### The task
Copy out word for word the lines of the data from the line with "x-tick-label: 2000 (73, 457, 97, 469)" up to and including the line with "y-tick-label: 30 (45, 145, 57, 157)".
── Available data
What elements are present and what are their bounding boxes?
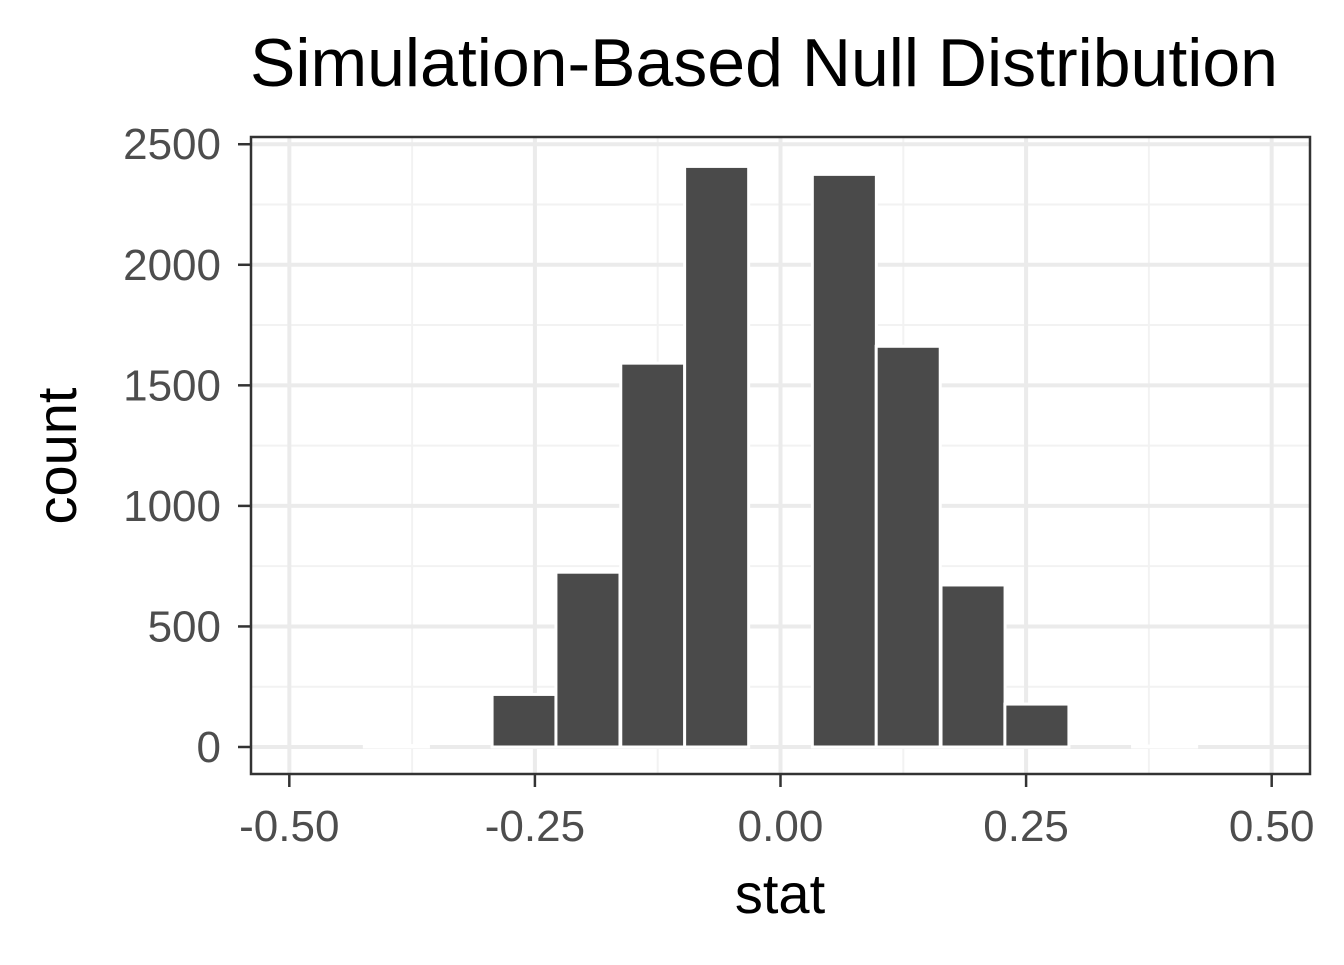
x-axis-label: stat bbox=[735, 862, 826, 925]
y-tick-label: 500 bbox=[148, 602, 221, 651]
histogram-bar bbox=[1131, 744, 1199, 749]
histogram-bar bbox=[874, 344, 942, 749]
histogram-bar bbox=[1003, 702, 1071, 749]
x-tick-label: -0.25 bbox=[485, 802, 585, 851]
histogram-bar bbox=[490, 692, 558, 749]
y-tick-label: 2000 bbox=[123, 241, 221, 290]
x-tick-label: 0.50 bbox=[1229, 802, 1315, 851]
chart-title: Simulation-Based Null Distribution bbox=[250, 25, 1278, 101]
y-tick-label: 1000 bbox=[123, 482, 221, 531]
x-tick-label: 0.25 bbox=[983, 802, 1069, 851]
histogram-bar bbox=[362, 744, 430, 749]
histogram-bar bbox=[554, 570, 622, 749]
x-tick-label: 0.00 bbox=[738, 802, 824, 851]
grid-lines bbox=[251, 137, 1310, 774]
y-tick-label: 0 bbox=[197, 723, 221, 772]
histogram-bar bbox=[810, 172, 878, 749]
histogram-bars bbox=[362, 164, 1199, 749]
y-tick-label: 1500 bbox=[123, 361, 221, 410]
histogram-bar bbox=[939, 583, 1007, 749]
y-tick-label: 2500 bbox=[123, 120, 221, 169]
x-tick-label: -0.50 bbox=[239, 802, 339, 851]
axes: -0.50 -0.25 0.00 0.25 0.50 0 500 1000 1500 2000 25… bbox=[123, 120, 1314, 851]
histogram-bar bbox=[683, 164, 751, 749]
histogram-bar bbox=[619, 361, 687, 749]
y-axis-label: count bbox=[25, 387, 88, 524]
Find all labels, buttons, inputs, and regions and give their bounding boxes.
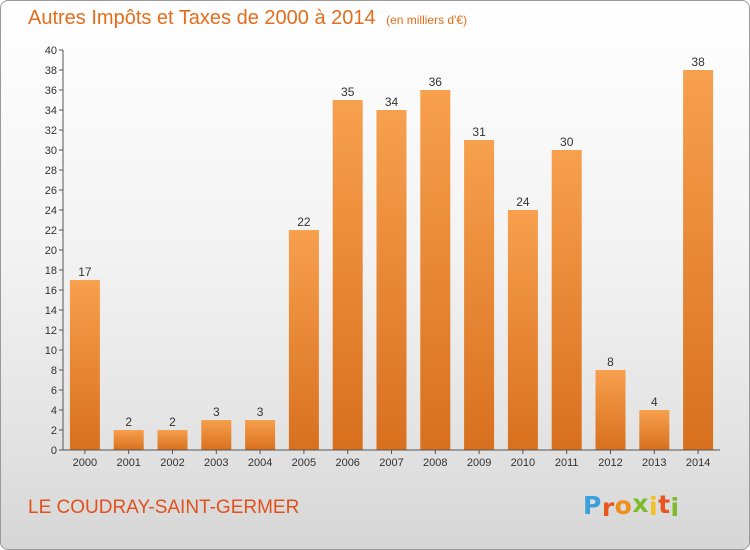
x-tick-label: 2000 (73, 457, 97, 469)
logo-letter: P (583, 491, 602, 520)
bar-value-label: 34 (385, 95, 399, 109)
y-tick-label: 22 (45, 225, 57, 237)
y-tick-label: 14 (45, 305, 57, 317)
logo-letter: r (601, 493, 615, 522)
bar (595, 370, 626, 450)
x-tick-label: 2006 (335, 457, 359, 469)
y-tick-label: 30 (45, 145, 57, 157)
x-tick-label: 2013 (642, 457, 666, 469)
y-tick-label: 34 (45, 105, 57, 117)
bar (201, 420, 232, 450)
x-tick-label: 2010 (511, 457, 535, 469)
bar (376, 110, 407, 450)
bar-value-label: 3 (213, 405, 220, 419)
bar (507, 210, 538, 450)
x-tick-label: 2004 (248, 457, 272, 469)
logo-letter: t (658, 490, 671, 519)
y-tick-label: 18 (45, 265, 57, 277)
bar (245, 420, 276, 450)
bar-value-label: 2 (125, 415, 132, 429)
y-tick-label: 28 (45, 165, 57, 177)
y-tick-label: 40 (45, 45, 57, 57)
y-tick-label: 32 (45, 125, 57, 137)
bar (288, 230, 319, 450)
bar-value-label: 35 (341, 85, 355, 99)
x-tick-label: 2003 (204, 457, 228, 469)
bar-value-label: 36 (429, 75, 443, 89)
x-tick-label: 2012 (598, 457, 622, 469)
bar-value-label: 22 (297, 215, 311, 229)
bar-value-label: 17 (78, 265, 92, 279)
x-tick-label: 2007 (379, 457, 403, 469)
logo-letter: o (614, 491, 633, 520)
bar-value-label: 38 (691, 55, 705, 69)
bar-value-label: 24 (516, 195, 530, 209)
x-tick-label: 2008 (423, 457, 447, 469)
x-tick-label: 2002 (160, 457, 184, 469)
bar (683, 70, 714, 450)
y-tick-label: 0 (51, 445, 57, 457)
x-tick-label: 2001 (116, 457, 140, 469)
y-tick-label: 4 (51, 405, 57, 417)
y-tick-label: 10 (45, 345, 57, 357)
bar (69, 280, 100, 450)
x-tick-label: 2014 (686, 457, 710, 469)
bar-value-label: 3 (257, 405, 264, 419)
y-tick-label: 16 (45, 285, 57, 297)
x-tick-label: 2011 (555, 457, 579, 469)
y-tick-label: 36 (45, 85, 57, 97)
commune-name: LE COUDRAY-SAINT-GERMER (28, 497, 300, 518)
chart-title: Autres Impôts et Taxes de 2000 à 2014 (28, 7, 376, 29)
bar (551, 150, 582, 450)
y-tick-label: 2 (51, 425, 57, 437)
chart-title-block: Autres Impôts et Taxes de 2000 à 2014 (e… (28, 7, 467, 30)
y-tick-label: 38 (45, 65, 57, 77)
y-tick-label: 20 (45, 245, 57, 257)
logo-letter: x (632, 489, 649, 518)
logo-letter: i (670, 493, 680, 522)
bar (420, 90, 451, 450)
x-tick-label: 2009 (467, 457, 491, 469)
bar (332, 100, 363, 450)
y-tick-label: 8 (51, 365, 57, 377)
bar-value-label: 8 (607, 355, 614, 369)
bar-value-label: 30 (560, 135, 574, 149)
x-tick-label: 2005 (292, 457, 316, 469)
bar-value-label: 2 (169, 415, 176, 429)
y-tick-label: 24 (45, 205, 57, 217)
chart-subtitle: (en milliers d'€) (386, 13, 468, 27)
bar (113, 430, 144, 450)
y-tick-label: 12 (45, 325, 57, 337)
proxiti-logo: Proxiti (583, 489, 680, 522)
bar-value-label: 31 (472, 125, 486, 139)
bar (639, 410, 670, 450)
logo-letter: i (649, 492, 659, 521)
y-tick-label: 6 (51, 385, 57, 397)
bar-value-label: 4 (651, 395, 658, 409)
bar (157, 430, 188, 450)
y-tick-label: 26 (45, 185, 57, 197)
bar (464, 140, 495, 450)
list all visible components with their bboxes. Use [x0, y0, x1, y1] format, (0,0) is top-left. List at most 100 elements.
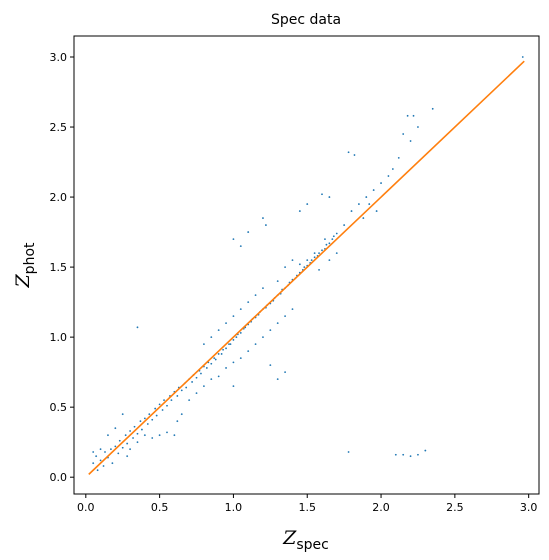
scatter-point [154, 407, 157, 410]
scatter-point [158, 403, 161, 406]
scatter-point [350, 210, 353, 212]
scatter-point [262, 217, 264, 219]
scatter-point [180, 413, 183, 416]
y-axis-label: Zphot [12, 242, 38, 289]
scatter-point [99, 459, 102, 462]
scatter-point [155, 414, 158, 417]
scatter-point [129, 430, 131, 432]
scatter-point [324, 238, 326, 240]
scatter-point [133, 425, 136, 428]
x-axis-label-sub: spec [296, 537, 329, 553]
scatter-point [191, 381, 193, 383]
scatter-point [358, 203, 360, 205]
scatter-point [313, 256, 316, 259]
y-tick-label: 2.0 [50, 191, 68, 204]
scatter-point [111, 462, 114, 465]
scatter-point [402, 453, 405, 456]
y-tick-label: 0.0 [50, 471, 68, 484]
x-tick-label: 1.5 [298, 501, 316, 514]
x-tick-label: 0.0 [77, 501, 95, 514]
scatter-point [335, 232, 338, 235]
scatter-point [107, 434, 109, 437]
scatter-point [365, 196, 368, 198]
scatter-point [126, 455, 129, 458]
scatter-point [269, 329, 272, 332]
scatter-point [232, 385, 235, 388]
scatter-point [409, 140, 412, 142]
x-tick-label: 0.5 [151, 501, 169, 514]
scatter-point [321, 193, 323, 196]
scatter-point [170, 399, 173, 402]
scatter-point [185, 386, 188, 389]
scatter-point [220, 353, 223, 355]
scatter-point [409, 455, 412, 458]
scatter-point [136, 441, 139, 444]
scatter-point [200, 372, 202, 375]
scatter-point [298, 210, 301, 212]
scatter-point [335, 252, 338, 254]
scatter-point [291, 308, 294, 311]
scatter-point [321, 249, 323, 252]
scatter-point [412, 114, 415, 117]
scatter-point [402, 133, 405, 135]
scatter-point [104, 451, 106, 453]
scatter-point [188, 399, 191, 402]
scatter-point [235, 336, 238, 339]
scatter-point [391, 168, 394, 170]
y-axis-label-sub: phot [22, 242, 38, 274]
scatter-point [114, 427, 117, 430]
scatter-point [173, 434, 176, 437]
scatter-point [521, 56, 524, 58]
x-tick-label: 2.0 [372, 501, 390, 514]
scatter-point [195, 376, 198, 379]
scatter-point [96, 469, 99, 472]
scatter-point [387, 175, 390, 177]
scatter-point [203, 343, 205, 346]
scatter-point [210, 378, 213, 381]
scatter-point [143, 417, 146, 420]
scatter-point [195, 392, 198, 395]
y-tick-label: 1.0 [50, 331, 68, 344]
scatter-point [118, 439, 121, 442]
scatter-point [318, 252, 320, 254]
scatter-point [102, 465, 105, 467]
scatter-point [417, 453, 419, 456]
scatter-point [121, 446, 124, 449]
scatter-point [210, 336, 213, 339]
scatter-point [269, 364, 272, 367]
scatter-point [284, 266, 286, 269]
scatter-point [325, 243, 328, 246]
scatter-point [254, 294, 257, 297]
scatter-point [306, 203, 309, 205]
scatter-point [380, 182, 382, 184]
scatter-point [99, 448, 102, 451]
scatter-point [210, 362, 213, 365]
scatter-point [343, 224, 346, 226]
scatter-point [136, 432, 139, 435]
scatter-point [117, 452, 120, 455]
plot-area [88, 56, 525, 475]
x-tick-label: 1.0 [225, 501, 243, 514]
scatter-point [110, 448, 112, 451]
scatter-point [163, 399, 165, 402]
scatter-point [239, 332, 242, 334]
scatter-point [284, 315, 286, 318]
scatter-point [262, 287, 264, 290]
scatter-point [232, 238, 235, 240]
scatter-point [151, 437, 154, 439]
scatter-point [176, 395, 179, 397]
scatter-point [121, 413, 124, 416]
scatter-point [95, 455, 98, 458]
scatter-point [148, 413, 151, 416]
scatter-point [368, 203, 371, 205]
scatter-point [166, 431, 168, 434]
scatter-point [232, 361, 235, 364]
x-axis-label-main: Z [282, 527, 297, 549]
scatter-point [247, 301, 250, 304]
scatter-point [92, 462, 95, 465]
y-tick-label: 0.5 [50, 401, 68, 414]
scatter-point [132, 437, 134, 439]
scatter-point [347, 451, 350, 453]
scatter-point [139, 420, 142, 423]
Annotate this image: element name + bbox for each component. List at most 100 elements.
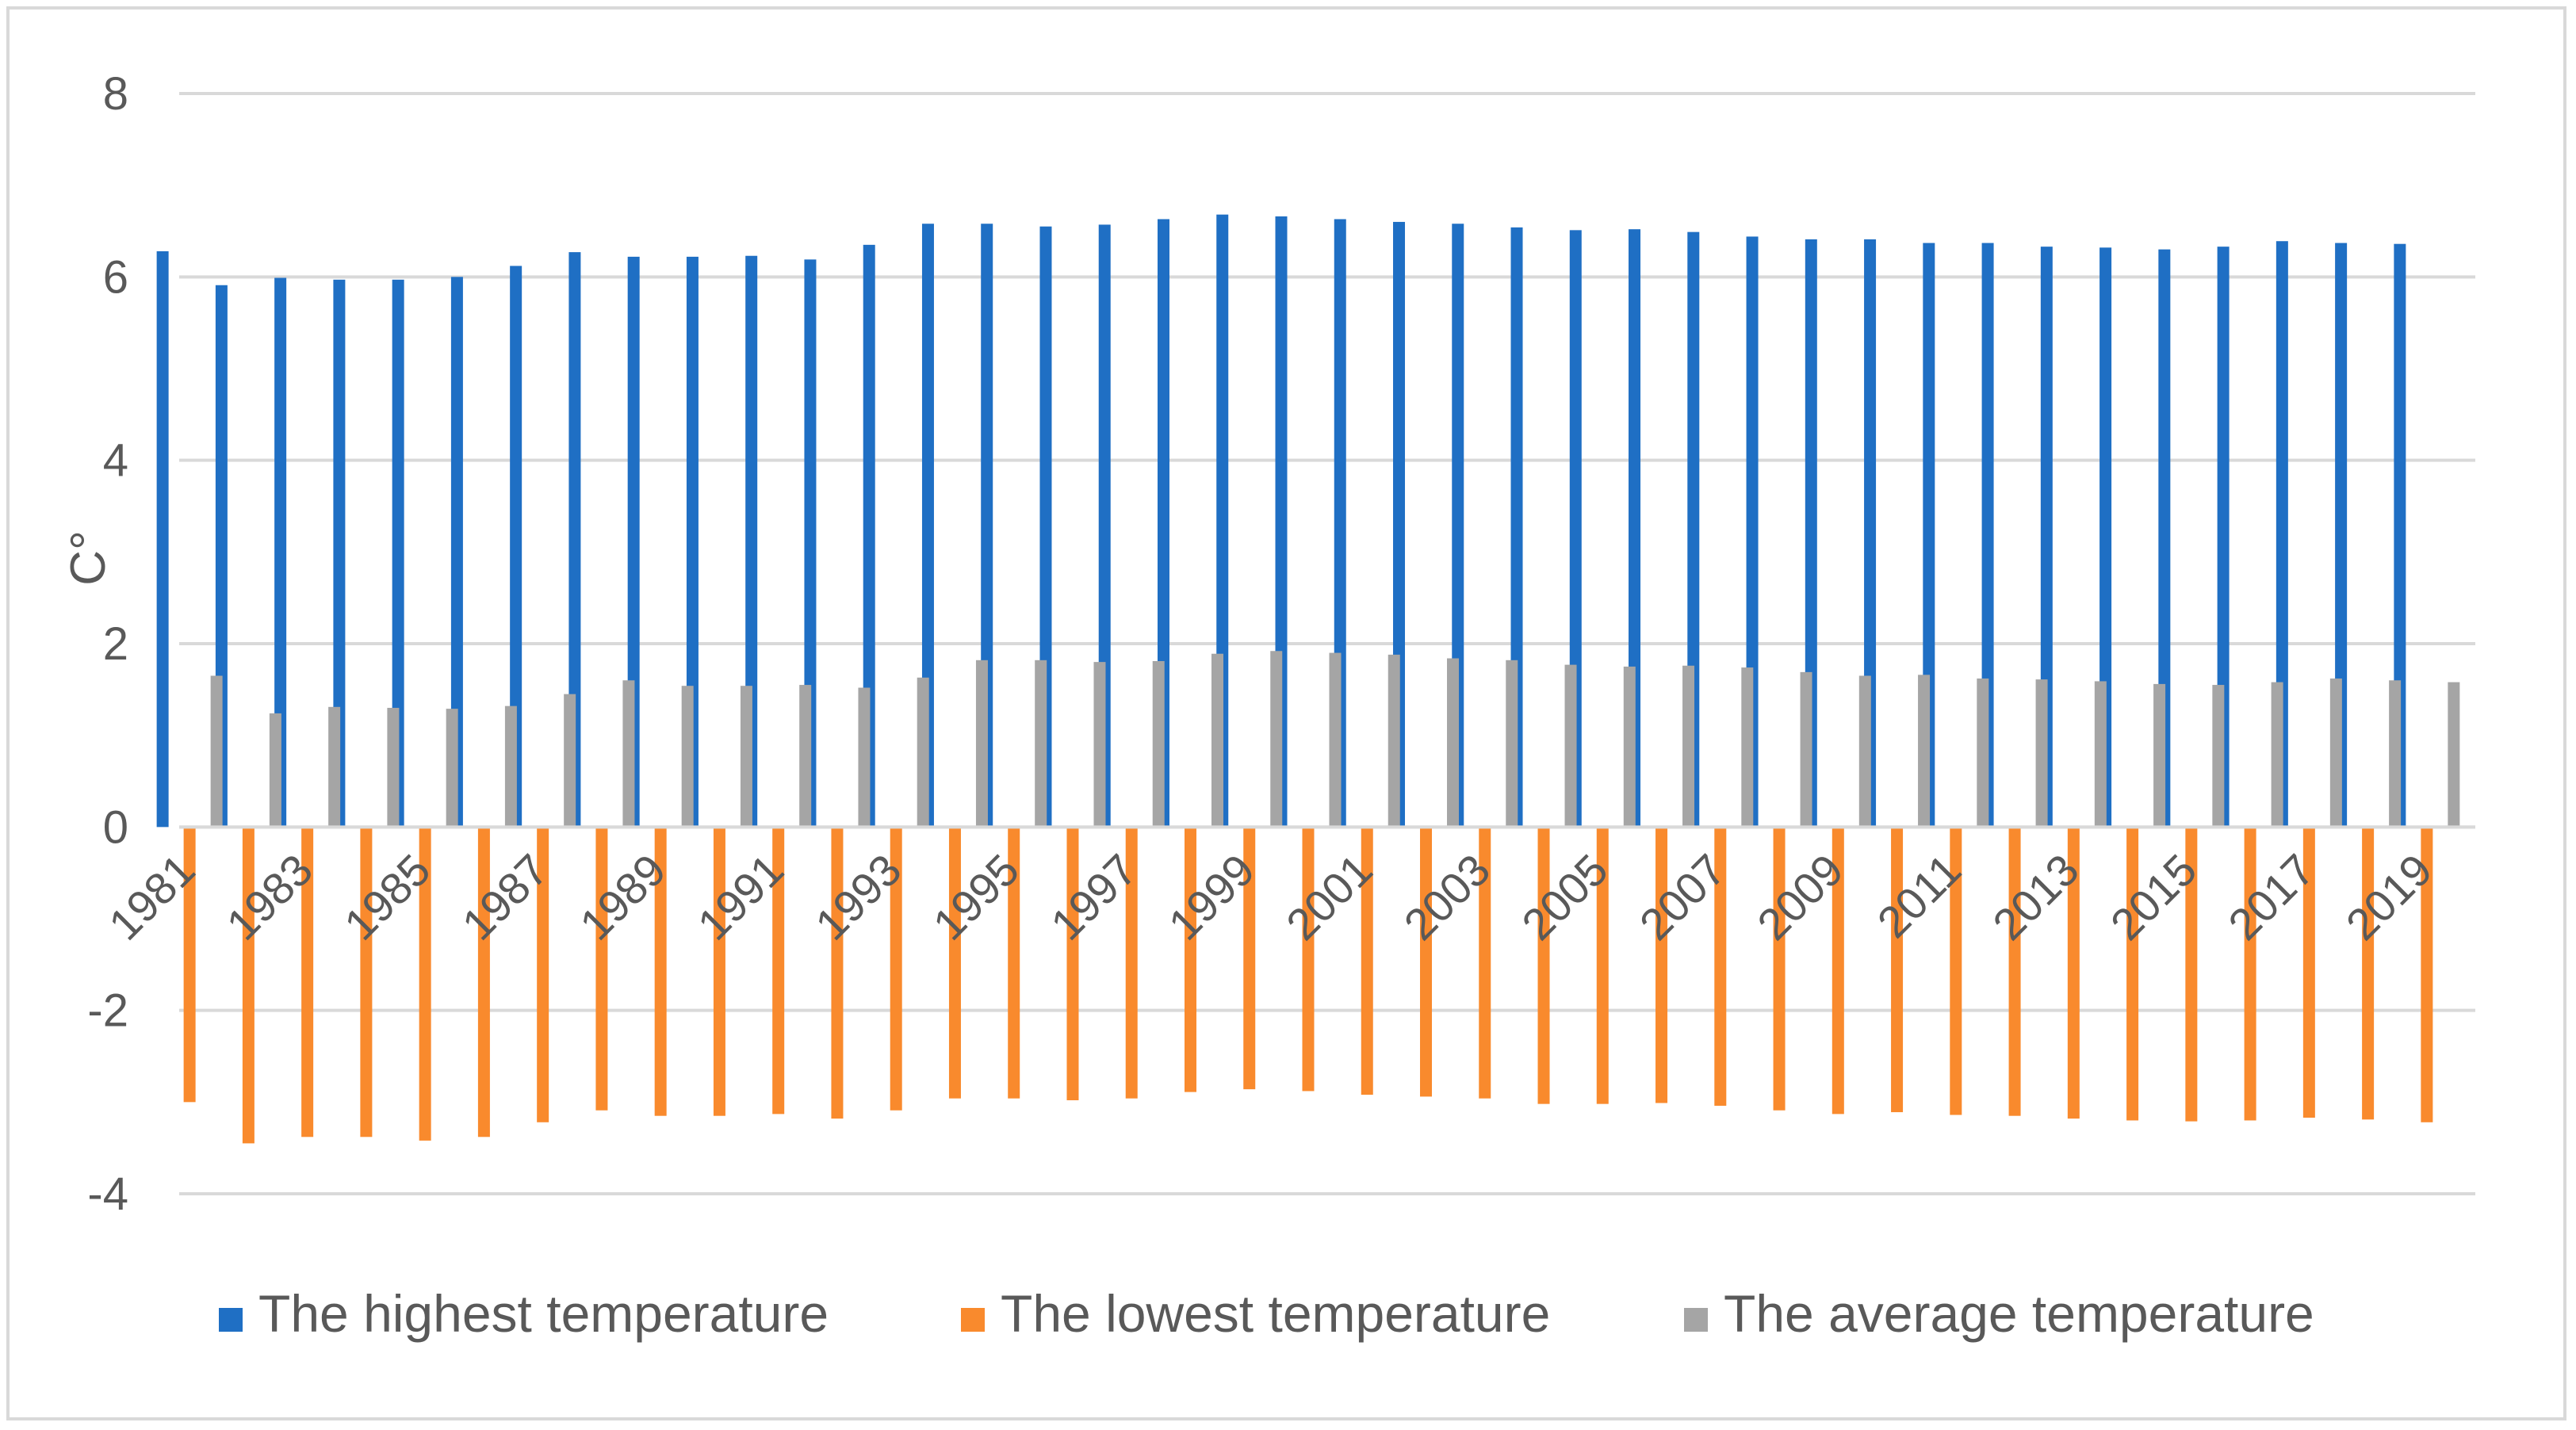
────
### Output
x-tick-label: 2000 (73, 457, 97, 469)
logo-letter: P (583, 491, 602, 520)
bar-value-label: 34 (385, 95, 399, 109)
y-tick-label: 22 (45, 225, 57, 237)
y-tick-label: 14 (45, 305, 57, 317)
logo-letter: r (601, 493, 615, 522)
bar (595, 370, 626, 450)
x-tick-label: 2006 (335, 457, 359, 469)
y-tick-label: 30 (45, 145, 57, 157)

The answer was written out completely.